#### [What to work on]
Please transcribe the data below exactly. Leave the pictures out.

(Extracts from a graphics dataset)

========================================

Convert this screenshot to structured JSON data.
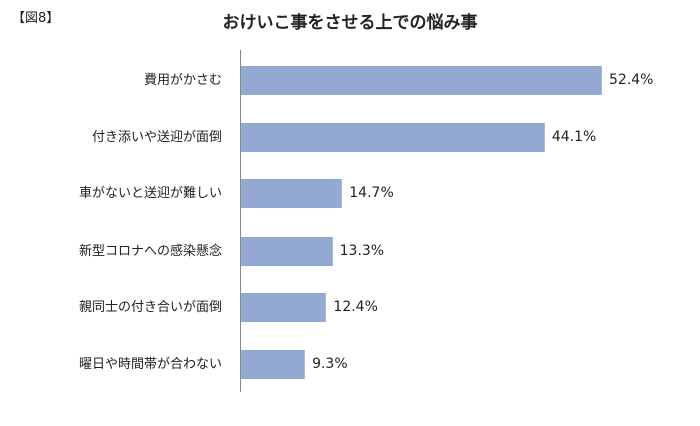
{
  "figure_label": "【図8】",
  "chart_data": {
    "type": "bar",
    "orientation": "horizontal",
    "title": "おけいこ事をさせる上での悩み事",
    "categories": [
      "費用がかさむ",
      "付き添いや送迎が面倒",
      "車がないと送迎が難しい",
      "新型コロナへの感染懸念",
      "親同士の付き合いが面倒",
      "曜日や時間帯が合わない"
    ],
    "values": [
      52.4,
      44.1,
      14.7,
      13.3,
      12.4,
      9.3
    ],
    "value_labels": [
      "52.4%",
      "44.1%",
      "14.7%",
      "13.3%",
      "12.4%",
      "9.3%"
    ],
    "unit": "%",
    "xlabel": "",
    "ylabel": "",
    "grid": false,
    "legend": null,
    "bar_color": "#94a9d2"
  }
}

========================================

#### [Correct answer]
Convert this screenshot to structured JSON data.
{
  "figure_label": "【図8】",
  "chart_data": {
    "type": "bar",
    "orientation": "horizontal",
    "title": "おけいこ事をさせる上での悩み事",
    "categories": [
      "費用がかさむ",
      "付き添いや送迎が面倒",
      "車がないと送迎が難しい",
      "新型コロナへの感染懸念",
      "親同士の付き合いが面倒",
      "曜日や時間帯が合わない"
    ],
    "values": [
      52.4,
      44.1,
      14.7,
      13.3,
      12.4,
      9.3
    ],
    "value_labels": [
      "52.4%",
      "44.1%",
      "14.7%",
      "13.3%",
      "12.4%",
      "9.3%"
    ],
    "unit": "%",
    "xlabel": "",
    "ylabel": "",
    "grid": false,
    "legend": null,
    "bar_color": "#94a9d2"
  }
}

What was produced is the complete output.